▶ _DATASET_:
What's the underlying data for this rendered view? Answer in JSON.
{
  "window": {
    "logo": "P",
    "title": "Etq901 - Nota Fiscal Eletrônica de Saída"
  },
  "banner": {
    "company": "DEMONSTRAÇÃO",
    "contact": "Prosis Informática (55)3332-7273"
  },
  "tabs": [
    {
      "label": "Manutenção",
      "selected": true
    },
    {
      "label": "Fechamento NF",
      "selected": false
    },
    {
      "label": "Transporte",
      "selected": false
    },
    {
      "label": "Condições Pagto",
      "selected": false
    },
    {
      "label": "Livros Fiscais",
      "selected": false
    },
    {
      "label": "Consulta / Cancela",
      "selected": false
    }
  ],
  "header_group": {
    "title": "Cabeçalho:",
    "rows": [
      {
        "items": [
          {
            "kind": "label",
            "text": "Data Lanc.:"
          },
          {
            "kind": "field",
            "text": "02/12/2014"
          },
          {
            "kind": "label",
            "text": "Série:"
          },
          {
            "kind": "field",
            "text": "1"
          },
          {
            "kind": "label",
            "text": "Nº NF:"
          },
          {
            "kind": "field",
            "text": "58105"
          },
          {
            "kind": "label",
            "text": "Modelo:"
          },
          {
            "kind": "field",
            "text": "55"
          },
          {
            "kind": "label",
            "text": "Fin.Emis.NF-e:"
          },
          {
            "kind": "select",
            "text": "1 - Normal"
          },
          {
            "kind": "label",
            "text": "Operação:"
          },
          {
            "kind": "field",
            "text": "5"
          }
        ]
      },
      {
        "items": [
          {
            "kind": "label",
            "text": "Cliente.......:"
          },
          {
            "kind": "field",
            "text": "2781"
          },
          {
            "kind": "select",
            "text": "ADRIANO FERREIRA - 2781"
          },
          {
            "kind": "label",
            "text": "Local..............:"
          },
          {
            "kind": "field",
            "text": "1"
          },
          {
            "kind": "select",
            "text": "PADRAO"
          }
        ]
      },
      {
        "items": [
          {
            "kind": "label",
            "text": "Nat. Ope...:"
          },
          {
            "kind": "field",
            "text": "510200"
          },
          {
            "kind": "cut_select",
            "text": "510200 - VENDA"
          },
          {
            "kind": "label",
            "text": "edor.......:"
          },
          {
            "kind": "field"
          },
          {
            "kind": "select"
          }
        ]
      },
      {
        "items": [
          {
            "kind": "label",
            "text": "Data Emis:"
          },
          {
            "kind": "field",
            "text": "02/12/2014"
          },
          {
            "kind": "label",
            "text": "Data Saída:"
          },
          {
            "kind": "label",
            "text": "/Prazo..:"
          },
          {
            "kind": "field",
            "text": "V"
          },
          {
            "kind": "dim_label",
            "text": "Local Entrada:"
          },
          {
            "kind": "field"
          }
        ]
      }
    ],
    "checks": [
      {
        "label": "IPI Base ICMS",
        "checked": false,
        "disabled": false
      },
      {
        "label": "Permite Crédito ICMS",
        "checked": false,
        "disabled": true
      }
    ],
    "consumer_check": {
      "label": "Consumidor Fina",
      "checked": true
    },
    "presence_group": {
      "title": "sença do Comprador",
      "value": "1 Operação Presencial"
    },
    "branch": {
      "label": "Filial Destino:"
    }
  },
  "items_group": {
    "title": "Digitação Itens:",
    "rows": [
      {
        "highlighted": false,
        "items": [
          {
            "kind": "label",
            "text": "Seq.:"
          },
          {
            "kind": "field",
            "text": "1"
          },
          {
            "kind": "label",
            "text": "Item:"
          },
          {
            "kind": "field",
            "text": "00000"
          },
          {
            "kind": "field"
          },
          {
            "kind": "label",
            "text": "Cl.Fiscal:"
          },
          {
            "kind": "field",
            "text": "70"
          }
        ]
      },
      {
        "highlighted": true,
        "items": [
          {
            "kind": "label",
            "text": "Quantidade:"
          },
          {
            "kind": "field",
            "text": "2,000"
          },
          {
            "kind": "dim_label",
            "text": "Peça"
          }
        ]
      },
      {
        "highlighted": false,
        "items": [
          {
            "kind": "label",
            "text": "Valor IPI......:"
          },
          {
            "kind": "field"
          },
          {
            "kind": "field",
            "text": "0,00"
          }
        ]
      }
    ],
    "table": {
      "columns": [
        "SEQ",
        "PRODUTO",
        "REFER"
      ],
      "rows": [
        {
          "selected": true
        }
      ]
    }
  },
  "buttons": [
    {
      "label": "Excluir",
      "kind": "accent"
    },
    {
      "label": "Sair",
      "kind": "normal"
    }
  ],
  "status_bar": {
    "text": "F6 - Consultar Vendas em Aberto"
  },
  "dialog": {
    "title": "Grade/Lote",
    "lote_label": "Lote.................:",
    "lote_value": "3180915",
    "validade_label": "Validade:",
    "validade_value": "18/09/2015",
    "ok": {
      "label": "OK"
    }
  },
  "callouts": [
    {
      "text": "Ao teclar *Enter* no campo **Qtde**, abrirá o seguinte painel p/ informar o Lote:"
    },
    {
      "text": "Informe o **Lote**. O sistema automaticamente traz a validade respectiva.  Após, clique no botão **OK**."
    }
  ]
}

▶ _EXERCISE INSTRUCTIONS_:
Send back every record, precisely as written.

▶ _ANSWER TO THIS EXERCISE_:
What's the underlying data for this rendered view? Answer in JSON.
{
  "window": {
    "logo": "P",
    "title": "Etq901 - Nota Fiscal Eletrônica de Saída"
  },
  "banner": {
    "company": "DEMONSTRAÇÃO",
    "contact": "Prosis Informática (55)3332-7273"
  },
  "tabs": [
    {
      "label": "Manutenção",
      "selected": true
    },
    {
      "label": "Fechamento NF",
      "selected": false
    },
    {
      "label": "Transporte",
      "selected": false
    },
    {
      "label": "Condições Pagto",
      "selected": false
    },
    {
      "label": "Livros Fiscais",
      "selected": false
    },
    {
      "label": "Consulta / Cancela",
      "selected": false
    }
  ],
  "header_group": {
    "title": "Cabeçalho:",
    "rows": [
      {
        "items": [
          {
            "kind": "label",
            "text": "Data Lanc.:"
          },
          {
            "kind": "field",
            "text": "02/12/2014"
          },
          {
            "kind": "label",
            "text": "Série:"
          },
          {
            "kind": "field",
            "text": "1"
          },
          {
            "kind": "label",
            "text": "Nº NF:"
          },
          {
            "kind": "field",
            "text": "58105"
          },
          {
            "kind": "label",
            "text": "Modelo:"
          },
          {
            "kind": "field",
            "text": "55"
          },
          {
            "kind": "label",
            "text": "Fin.Emis.NF-e:"
          },
          {
            "kind": "select",
            "text": "1 - Normal"
          },
          {
            "kind": "label",
            "text": "Operação:"
          },
          {
            "kind": "field",
            "text": "5"
          }
        ]
      },
      {
        "items": [
          {
            "kind": "label",
            "text": "Cliente.......:"
          },
          {
            "kind": "field",
            "text": "2781"
          },
          {
            "kind": "select",
            "text": "ADRIANO FERREIRA - 2781"
          },
          {
            "kind": "label",
            "text": "Local..............:"
          },
          {
            "kind": "field",
            "text": "1"
          },
          {
            "kind": "select",
            "text": "PADRAO"
          }
        ]
      },
      {
        "items": [
          {
            "kind": "label",
            "text": "Nat. Ope...:"
          },
          {
            "kind": "field",
            "text": "510200"
          },
          {
            "kind": "cut_select",
            "text": "510200 - VENDA"
          },
          {
            "kind": "label",
            "text": "edor.......:"
          },
          {
            "kind": "field"
          },
          {
            "kind": "select"
          }
        ]
      },
      {
        "items": [
          {
            "kind": "label",
            "text": "Data Emis:"
          },
          {
            "kind": "field",
            "text": "02/12/2014"
          },
          {
            "kind": "label",
            "text": "Data Saída:"
          },
          {
            "kind": "label",
            "text": "/Prazo..:"
          },
          {
            "kind": "field",
            "text": "V"
          },
          {
            "kind": "dim_label",
            "text": "Local Entrada:"
          },
          {
            "kind": "field"
          }
        ]
      }
    ],
    "checks": [
      {
        "label": "IPI Base ICMS",
        "checked": false,
        "disabled": false
      },
      {
        "label": "Permite Crédito ICMS",
        "checked": false,
        "disabled": true
      }
    ],
    "consumer_check": {
      "label": "Consumidor Fina",
      "checked": true
    },
    "presence_group": {
      "title": "sença do Comprador",
      "value": "1 Operação Presencial"
    },
    "branch": {
      "label": "Filial Destino:"
    }
  },
  "items_group": {
    "title": "Digitação Itens:",
    "rows": [
      {
        "highlighted": false,
        "items": [
          {
            "kind": "label",
            "text": "Seq.:"
          },
          {
            "kind": "field",
            "text": "1"
          },
          {
            "kind": "label",
            "text": "Item:"
          },
          {
            "kind": "field",
            "text": "00000"
          },
          {
            "kind": "field"
          },
          {
            "kind": "label",
            "text": "Cl.Fiscal:"
          },
          {
            "kind": "field",
            "text": "70"
          }
        ]
      },
      {
        "highlighted": true,
        "items": [
          {
            "kind": "label",
            "text": "Quantidade:"
          },
          {
            "kind": "field",
            "text": "2,000"
          },
          {
            "kind": "dim_label",
            "text": "Peça"
          }
        ]
      },
      {
        "highlighted": false,
        "items": [
          {
            "kind": "label",
            "text": "Valor IPI......:"
          },
          {
            "kind": "field"
          },
          {
            "kind": "field",
            "text": "0,00"
          }
        ]
      }
    ],
    "table": {
      "columns": [
        "SEQ",
        "PRODUTO",
        "REFER"
      ],
      "rows": [
        {
          "selected": true
        }
      ]
    }
  },
  "buttons": [
    {
      "label": "Excluir",
      "kind": "accent"
    },
    {
      "label": "Sair",
      "kind": "normal"
    }
  ],
  "status_bar": {
    "text": "F6 - Consultar Vendas em Aberto"
  },
  "dialog": {
    "title": "Grade/Lote",
    "lote_label": "Lote.................:",
    "lote_value": "3180915",
    "validade_label": "Validade:",
    "validade_value": "18/09/2015",
    "ok": {
      "label": "OK"
    }
  },
  "callouts": [
    {
      "text": "Ao teclar *Enter* no campo **Qtde**, abrirá o seguinte painel p/ informar o Lote:"
    },
    {
      "text": "Informe o **Lote**. O sistema automaticamente traz a validade respectiva.  Após, clique no botão **OK**."
    }
  ]
}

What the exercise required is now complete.